═════ Data extract

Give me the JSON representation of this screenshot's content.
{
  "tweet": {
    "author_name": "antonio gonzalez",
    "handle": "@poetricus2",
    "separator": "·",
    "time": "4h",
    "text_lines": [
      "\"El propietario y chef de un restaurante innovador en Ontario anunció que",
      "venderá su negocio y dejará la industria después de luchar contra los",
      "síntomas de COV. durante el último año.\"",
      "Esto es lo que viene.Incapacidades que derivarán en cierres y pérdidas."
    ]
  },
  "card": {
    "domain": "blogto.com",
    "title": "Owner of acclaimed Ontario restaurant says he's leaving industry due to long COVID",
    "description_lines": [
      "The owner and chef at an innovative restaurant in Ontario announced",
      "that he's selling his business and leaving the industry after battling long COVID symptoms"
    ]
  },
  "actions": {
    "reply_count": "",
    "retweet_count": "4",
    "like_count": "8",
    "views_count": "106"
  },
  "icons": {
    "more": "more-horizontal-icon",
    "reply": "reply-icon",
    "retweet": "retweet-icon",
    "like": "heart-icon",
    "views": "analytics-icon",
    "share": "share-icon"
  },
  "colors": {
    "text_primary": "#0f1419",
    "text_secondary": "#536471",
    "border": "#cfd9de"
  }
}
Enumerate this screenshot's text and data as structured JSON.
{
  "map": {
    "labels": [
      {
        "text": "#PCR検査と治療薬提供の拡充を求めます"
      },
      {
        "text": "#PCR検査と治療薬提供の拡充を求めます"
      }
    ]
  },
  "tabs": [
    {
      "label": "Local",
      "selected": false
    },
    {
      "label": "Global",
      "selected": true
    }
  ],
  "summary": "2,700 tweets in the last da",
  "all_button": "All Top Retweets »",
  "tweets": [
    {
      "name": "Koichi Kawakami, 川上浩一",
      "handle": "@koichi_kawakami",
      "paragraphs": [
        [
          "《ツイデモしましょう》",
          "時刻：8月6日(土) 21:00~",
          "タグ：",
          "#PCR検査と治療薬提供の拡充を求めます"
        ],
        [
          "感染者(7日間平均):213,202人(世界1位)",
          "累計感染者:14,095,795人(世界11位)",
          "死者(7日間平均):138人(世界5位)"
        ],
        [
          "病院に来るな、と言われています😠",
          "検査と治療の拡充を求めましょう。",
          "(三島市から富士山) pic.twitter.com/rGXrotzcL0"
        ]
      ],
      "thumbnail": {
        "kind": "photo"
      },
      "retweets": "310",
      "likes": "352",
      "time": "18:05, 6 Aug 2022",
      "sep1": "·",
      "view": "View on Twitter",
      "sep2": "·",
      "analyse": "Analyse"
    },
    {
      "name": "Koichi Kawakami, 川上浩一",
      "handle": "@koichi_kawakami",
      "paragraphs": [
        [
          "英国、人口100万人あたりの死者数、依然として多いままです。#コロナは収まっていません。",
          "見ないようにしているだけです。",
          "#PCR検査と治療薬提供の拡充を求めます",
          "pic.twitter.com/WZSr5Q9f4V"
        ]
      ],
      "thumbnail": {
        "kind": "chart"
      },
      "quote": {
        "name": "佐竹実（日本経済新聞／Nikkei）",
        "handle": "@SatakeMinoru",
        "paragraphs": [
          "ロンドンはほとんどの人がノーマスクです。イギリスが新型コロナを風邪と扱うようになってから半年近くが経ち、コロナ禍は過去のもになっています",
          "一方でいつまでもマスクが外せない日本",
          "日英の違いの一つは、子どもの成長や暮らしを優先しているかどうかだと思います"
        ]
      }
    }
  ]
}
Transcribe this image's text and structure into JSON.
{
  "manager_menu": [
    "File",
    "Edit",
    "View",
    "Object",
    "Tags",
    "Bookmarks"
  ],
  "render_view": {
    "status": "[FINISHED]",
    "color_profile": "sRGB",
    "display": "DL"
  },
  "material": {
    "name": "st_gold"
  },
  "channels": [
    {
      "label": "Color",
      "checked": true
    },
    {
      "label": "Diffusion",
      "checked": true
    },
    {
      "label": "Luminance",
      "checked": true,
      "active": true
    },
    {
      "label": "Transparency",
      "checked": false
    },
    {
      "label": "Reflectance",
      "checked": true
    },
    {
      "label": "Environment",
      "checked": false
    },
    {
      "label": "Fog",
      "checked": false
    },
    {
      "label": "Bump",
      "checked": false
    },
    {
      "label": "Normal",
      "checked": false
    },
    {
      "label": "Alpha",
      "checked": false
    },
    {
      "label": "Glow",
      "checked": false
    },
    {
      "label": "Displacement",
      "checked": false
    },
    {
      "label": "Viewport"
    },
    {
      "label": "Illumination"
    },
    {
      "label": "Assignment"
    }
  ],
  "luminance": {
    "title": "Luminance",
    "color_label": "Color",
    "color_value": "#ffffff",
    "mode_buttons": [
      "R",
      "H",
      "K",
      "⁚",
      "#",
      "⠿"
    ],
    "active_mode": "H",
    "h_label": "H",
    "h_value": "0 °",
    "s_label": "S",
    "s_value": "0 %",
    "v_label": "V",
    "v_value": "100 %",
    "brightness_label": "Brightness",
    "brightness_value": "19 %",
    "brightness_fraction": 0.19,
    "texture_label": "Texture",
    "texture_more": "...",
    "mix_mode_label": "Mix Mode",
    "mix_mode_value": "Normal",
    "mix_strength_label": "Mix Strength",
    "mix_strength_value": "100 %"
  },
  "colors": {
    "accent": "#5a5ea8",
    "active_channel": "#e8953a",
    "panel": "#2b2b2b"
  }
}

══════════

> [Required work] Write the entries again, exactly as they stand.

> [Result for this exercise]
Give me the JSON representation of this screenshot's content.
{
  "tweet": {
    "author_name": "antonio gonzalez",
    "handle": "@poetricus2",
    "separator": "·",
    "time": "4h",
    "text_lines": [
      "\"El propietario y chef de un restaurante innovador en Ontario anunció que",
      "venderá su negocio y dejará la industria después de luchar contra los",
      "síntomas de COV. durante el último año.\"",
      "Esto es lo que viene.Incapacidades que derivarán en cierres y pérdidas."
    ]
  },
  "card": {
    "domain": "blogto.com",
    "title": "Owner of acclaimed Ontario restaurant says he's leaving industry due to long COVID",
    "description_lines": [
      "The owner and chef at an innovative restaurant in Ontario announced",
      "that he's selling his business and leaving the industry after battling long COVID symptoms"
    ]
  },
  "actions": {
    "reply_count": "",
    "retweet_count": "4",
    "like_count": "8",
    "views_count": "106"
  },
  "icons": {
    "more": "more-horizontal-icon",
    "reply": "reply-icon",
    "retweet": "retweet-icon",
    "like": "heart-icon",
    "views": "analytics-icon",
    "share": "share-icon"
  },
  "colors": {
    "text_primary": "#0f1419",
    "text_secondary": "#536471",
    "border": "#cfd9de"
  }
}
Enumerate this screenshot's text and data as structured JSON.
{
  "map": {
    "labels": [
      {
        "text": "#PCR検査と治療薬提供の拡充を求めます"
      },
      {
        "text": "#PCR検査と治療薬提供の拡充を求めます"
      }
    ]
  },
  "tabs": [
    {
      "label": "Local",
      "selected": false
    },
    {
      "label": "Global",
      "selected": true
    }
  ],
  "summary": "2,700 tweets in the last da",
  "all_button": "All Top Retweets »",
  "tweets": [
    {
      "name": "Koichi Kawakami, 川上浩一",
      "handle": "@koichi_kawakami",
      "paragraphs": [
        [
          "《ツイデモしましょう》",
          "時刻：8月6日(土) 21:00~",
          "タグ：",
          "#PCR検査と治療薬提供の拡充を求めます"
        ],
        [
          "感染者(7日間平均):213,202人(世界1位)",
          "累計感染者:14,095,795人(世界11位)",
          "死者(7日間平均):138人(世界5位)"
        ],
        [
          "病院に来るな、と言われています😠",
          "検査と治療の拡充を求めましょう。",
          "(三島市から富士山) pic.twitter.com/rGXrotzcL0"
        ]
      ],
      "thumbnail": {
        "kind": "photo"
      },
      "retweets": "310",
      "likes": "352",
      "time": "18:05, 6 Aug 2022",
      "sep1": "·",
      "view": "View on Twitter",
      "sep2": "·",
      "analyse": "Analyse"
    },
    {
      "name": "Koichi Kawakami, 川上浩一",
      "handle": "@koichi_kawakami",
      "paragraphs": [
        [
          "英国、人口100万人あたりの死者数、依然として多いままです。#コロナは収まっていません。",
          "見ないようにしているだけです。",
          "#PCR検査と治療薬提供の拡充を求めます",
          "pic.twitter.com/WZSr5Q9f4V"
        ]
      ],
      "thumbnail": {
        "kind": "chart"
      },
      "quote": {
        "name": "佐竹実（日本経済新聞／Nikkei）",
        "handle": "@SatakeMinoru",
        "paragraphs": [
          "ロンドンはほとんどの人がノーマスクです。イギリスが新型コロナを風邪と扱うようになってから半年近くが経ち、コロナ禍は過去のもになっています",
          "一方でいつまでもマスクが外せない日本",
          "日英の違いの一つは、子どもの成長や暮らしを優先しているかどうかだと思います"
        ]
      }
    }
  ]
}
Transcribe this image's text and structure into JSON.
{
  "manager_menu": [
    "File",
    "Edit",
    "View",
    "Object",
    "Tags",
    "Bookmarks"
  ],
  "render_view": {
    "status": "[FINISHED]",
    "color_profile": "sRGB",
    "display": "DL"
  },
  "material": {
    "name": "st_gold"
  },
  "channels": [
    {
      "label": "Color",
      "checked": true
    },
    {
      "label": "Diffusion",
      "checked": true
    },
    {
      "label": "Luminance",
      "checked": true,
      "active": true
    },
    {
      "label": "Transparency",
      "checked": false
    },
    {
      "label": "Reflectance",
      "checked": true
    },
    {
      "label": "Environment",
      "checked": false
    },
    {
      "label": "Fog",
      "checked": false
    },
    {
      "label": "Bump",
      "checked": false
    },
    {
      "label": "Normal",
      "checked": false
    },
    {
      "label": "Alpha",
      "checked": false
    },
    {
      "label": "Glow",
      "checked": false
    },
    {
      "label": "Displacement",
      "checked": false
    },
    {
      "label": "Viewport"
    },
    {
      "label": "Illumination"
    },
    {
      "label": "Assignment"
    }
  ],
  "luminance": {
    "title": "Luminance",
    "color_label": "Color",
    "color_value": "#ffffff",
    "mode_buttons": [
      "R",
      "H",
      "K",
      "⁚",
      "#",
      "⠿"
    ],
    "active_mode": "H",
    "h_label": "H",
    "h_value": "0 °",
    "s_label": "S",
    "s_value": "0 %",
    "v_label": "V",
    "v_value": "100 %",
    "brightness_label": "Brightness",
    "brightness_value": "19 %",
    "brightness_fraction": 0.19,
    "texture_label": "Texture",
    "texture_more": "...",
    "mix_mode_label": "Mix Mode",
    "mix_mode_value": "Normal",
    "mix_strength_label": "Mix Strength",
    "mix_strength_value": "100 %"
  },
  "colors": {
    "accent": "#5a5ea8",
    "active_channel": "#e8953a",
    "panel": "#2b2b2b"
  }
}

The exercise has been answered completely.